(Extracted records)

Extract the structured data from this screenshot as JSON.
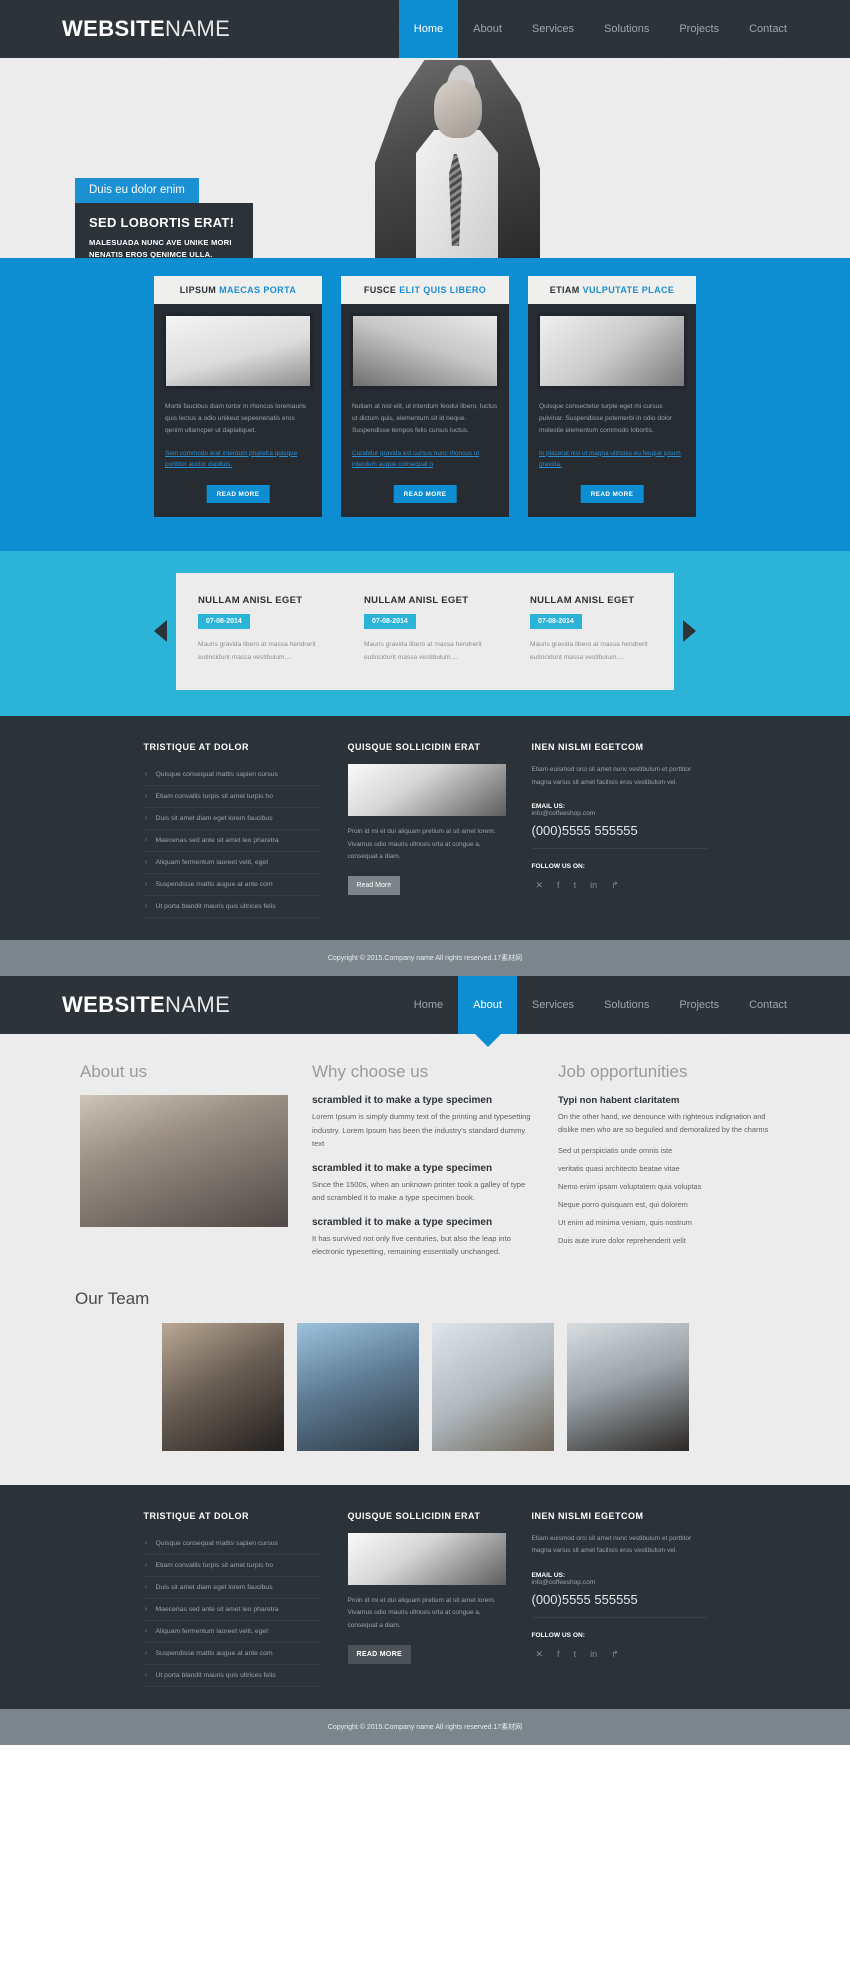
{
  "brand": {
    "bold": "WEBSITE",
    "light": "NAME"
  },
  "nav": {
    "home": "Home",
    "about": "About",
    "services": "Services",
    "solutions": "Solutions",
    "projects": "Projects",
    "contact": "Contact"
  },
  "hero": {
    "badge": "Duis eu dolor enim",
    "title": "SED LOBORTIS ERAT!",
    "sub_line1": "MALESUADA NUNC AVE UNIKE MORI",
    "sub_line2": "NENATIS EROS QENIMCE ULLA."
  },
  "features": {
    "cards": [
      {
        "head_main": "LIPSUM",
        "head_accent": "MAECAS PORTA",
        "text": "Morbi faucibus diam tortor in rhoncus loremauris quis lectus a odio unikeut sepeenenatis eros qenim ullamcper ut dapialiquet.",
        "link": "Sem commodo erat interdum pharetra quisque porttitor auctor dapibus.",
        "button": "READ MORE"
      },
      {
        "head_main": "FUSCE",
        "head_accent": "ELIT QUIS LIBERO",
        "text": "Nullam at nisl elit, ut interdum feodui libero, luctus ut dictum quis, elementum sit id neque. Suspendisse tempos felis cursus luctus.",
        "link": "Curabitur gravida est cursus nunc rhoncus ut interdum augue consequat n",
        "button": "READ MORE"
      },
      {
        "head_main": "ETIAM",
        "head_accent": "VULPUTATE PLACE",
        "text": "Quisque consectetur turpie eget mi cursus pulvinar. Suspendisse potenterbi in odio dolor molestie elementum commodo lobortis.",
        "link": "In placerat nisl ut magna ultricies eu feugiat ipsum gravida.",
        "button": "READ MORE"
      }
    ]
  },
  "carousel": {
    "prev": "previous",
    "next": "next",
    "items": [
      {
        "title": "NULLAM ANISL EGET",
        "date": "07-08-2014",
        "text": "Mauris gravida libero at massa hendrerit eutincidunt massa vestibulum...."
      },
      {
        "title": "NULLAM ANISL EGET",
        "date": "07-08-2014",
        "text": "Mauris gravida libero at massa hendrerit eutincidunt massa vestibulum...."
      },
      {
        "title": "NULLAM ANISL EGET",
        "date": "07-08-2014",
        "text": "Mauris gravida libero at massa hendrerit eutincidunt massa vestibulum...."
      }
    ]
  },
  "footer": {
    "col1_title": "TRISTIQUE AT DOLOR",
    "links": [
      "Quisque consequat mattis sapien cursus",
      "Etiam convallis turpis sit amet turpis ho",
      "Duis sit amet diam eget lorem faucibus",
      "Maecenas sed ante sit amet leo pharetra",
      "Aliquam fermentum laoreet velit, eget",
      "Suspendisse mattis augue at ante com",
      "Ut porta blandit mauris quis ultrices felis"
    ],
    "col2_title": "QUISQUE SOLLICIDIN ERAT",
    "col2_text": "Proin id mi et dui aliquam pretium at sit amet lorem. Vivamus odio mauris ultrices orta at congue a, consequat a diam.",
    "col2_button": "Read More",
    "col2_button_alt": "READ MORE",
    "col3_title": "INEN NISLMI EGETCOM",
    "col3_text": "Etiam euismod orci sit amet nunc vestibulum et porttitor magna varius sit amet facilisis eros vestibulum vel.",
    "email_label": "EMAIL US:",
    "email": "info@coffeeshop.com",
    "phone": "(000)5555 555555",
    "follow_label": "FOLLOW US ON:",
    "social": [
      "✕",
      "f",
      "t",
      "in",
      "↱"
    ]
  },
  "copyright": "Copyright © 2015.Company name All rights reserved.17素材网",
  "about": {
    "col1_title": "About us",
    "col2_title": "Why choose us",
    "col3_title": "Job opportunities",
    "why_blocks": [
      {
        "h": "scrambled it to make a type specimen",
        "p": "Lorem Ipsum is simply dummy text of the printing and typesetting industry. Lorem Ipsum has been the industry's standard dummy text"
      },
      {
        "h": "scrambled it to make a type specimen",
        "p": "Since the 1500s, when an unknown printer took a galley of type and scrambled it to make a type specimen book."
      },
      {
        "h": "scrambled it to make a type specimen",
        "p": "It has survived not only five centuries, but also the leap into electronic typesetting, remaining essentially unchanged."
      }
    ],
    "job_h": "Typi non habent claritatem",
    "job_p": "On the other hand, we denounce with righteous indignation and dislike men who are so beguiled and demoralized by the charms",
    "job_items": [
      "Sed ut perspiciatis unde omnis iste",
      "veritatis quasi architecto beatae vitae",
      "Nemo enim ipsam voluptatem quia voluptas",
      "Neque porro quisquam est, qui dolorem",
      "Ut enim ad minima veniam, quis nostrum",
      "Duis aute irure dolor reprehenderit velit"
    ],
    "team_title": "Our Team"
  }
}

### Stated goal:
Copy the listing in full and without alteration, omitting every picture.

### Solution:
Extract the structured data from this screenshot as JSON.
{
  "brand": {
    "bold": "WEBSITE",
    "light": "NAME"
  },
  "nav": {
    "home": "Home",
    "about": "About",
    "services": "Services",
    "solutions": "Solutions",
    "projects": "Projects",
    "contact": "Contact"
  },
  "hero": {
    "badge": "Duis eu dolor enim",
    "title": "SED LOBORTIS ERAT!",
    "sub_line1": "MALESUADA NUNC AVE UNIKE MORI",
    "sub_line2": "NENATIS EROS QENIMCE ULLA."
  },
  "features": {
    "cards": [
      {
        "head_main": "LIPSUM",
        "head_accent": "MAECAS PORTA",
        "text": "Morbi faucibus diam tortor in rhoncus loremauris quis lectus a odio unikeut sepeenenatis eros qenim ullamcper ut dapialiquet.",
        "link": "Sem commodo erat interdum pharetra quisque porttitor auctor dapibus.",
        "button": "READ MORE"
      },
      {
        "head_main": "FUSCE",
        "head_accent": "ELIT QUIS LIBERO",
        "text": "Nullam at nisl elit, ut interdum feodui libero, luctus ut dictum quis, elementum sit id neque. Suspendisse tempos felis cursus luctus.",
        "link": "Curabitur gravida est cursus nunc rhoncus ut interdum augue consequat n",
        "button": "READ MORE"
      },
      {
        "head_main": "ETIAM",
        "head_accent": "VULPUTATE PLACE",
        "text": "Quisque consectetur turpie eget mi cursus pulvinar. Suspendisse potenterbi in odio dolor molestie elementum commodo lobortis.",
        "link": "In placerat nisl ut magna ultricies eu feugiat ipsum gravida.",
        "button": "READ MORE"
      }
    ]
  },
  "carousel": {
    "prev": "previous",
    "next": "next",
    "items": [
      {
        "title": "NULLAM ANISL EGET",
        "date": "07-08-2014",
        "text": "Mauris gravida libero at massa hendrerit eutincidunt massa vestibulum...."
      },
      {
        "title": "NULLAM ANISL EGET",
        "date": "07-08-2014",
        "text": "Mauris gravida libero at massa hendrerit eutincidunt massa vestibulum...."
      },
      {
        "title": "NULLAM ANISL EGET",
        "date": "07-08-2014",
        "text": "Mauris gravida libero at massa hendrerit eutincidunt massa vestibulum...."
      }
    ]
  },
  "footer": {
    "col1_title": "TRISTIQUE AT DOLOR",
    "links": [
      "Quisque consequat mattis sapien cursus",
      "Etiam convallis turpis sit amet turpis ho",
      "Duis sit amet diam eget lorem faucibus",
      "Maecenas sed ante sit amet leo pharetra",
      "Aliquam fermentum laoreet velit, eget",
      "Suspendisse mattis augue at ante com",
      "Ut porta blandit mauris quis ultrices felis"
    ],
    "col2_title": "QUISQUE SOLLICIDIN ERAT",
    "col2_text": "Proin id mi et dui aliquam pretium at sit amet lorem. Vivamus odio mauris ultrices orta at congue a, consequat a diam.",
    "col2_button": "Read More",
    "col2_button_alt": "READ MORE",
    "col3_title": "INEN NISLMI EGETCOM",
    "col3_text": "Etiam euismod orci sit amet nunc vestibulum et porttitor magna varius sit amet facilisis eros vestibulum vel.",
    "email_label": "EMAIL US:",
    "email": "info@coffeeshop.com",
    "phone": "(000)5555 555555",
    "follow_label": "FOLLOW US ON:",
    "social": [
      "✕",
      "f",
      "t",
      "in",
      "↱"
    ]
  },
  "copyright": "Copyright © 2015.Company name All rights reserved.17素材网",
  "about": {
    "col1_title": "About us",
    "col2_title": "Why choose us",
    "col3_title": "Job opportunities",
    "why_blocks": [
      {
        "h": "scrambled it to make a type specimen",
        "p": "Lorem Ipsum is simply dummy text of the printing and typesetting industry. Lorem Ipsum has been the industry's standard dummy text"
      },
      {
        "h": "scrambled it to make a type specimen",
        "p": "Since the 1500s, when an unknown printer took a galley of type and scrambled it to make a type specimen book."
      },
      {
        "h": "scrambled it to make a type specimen",
        "p": "It has survived not only five centuries, but also the leap into electronic typesetting, remaining essentially unchanged."
      }
    ],
    "job_h": "Typi non habent claritatem",
    "job_p": "On the other hand, we denounce with righteous indignation and dislike men who are so beguiled and demoralized by the charms",
    "job_items": [
      "Sed ut perspiciatis unde omnis iste",
      "veritatis quasi architecto beatae vitae",
      "Nemo enim ipsam voluptatem quia voluptas",
      "Neque porro quisquam est, qui dolorem",
      "Ut enim ad minima veniam, quis nostrum",
      "Duis aute irure dolor reprehenderit velit"
    ],
    "team_title": "Our Team"
  }
}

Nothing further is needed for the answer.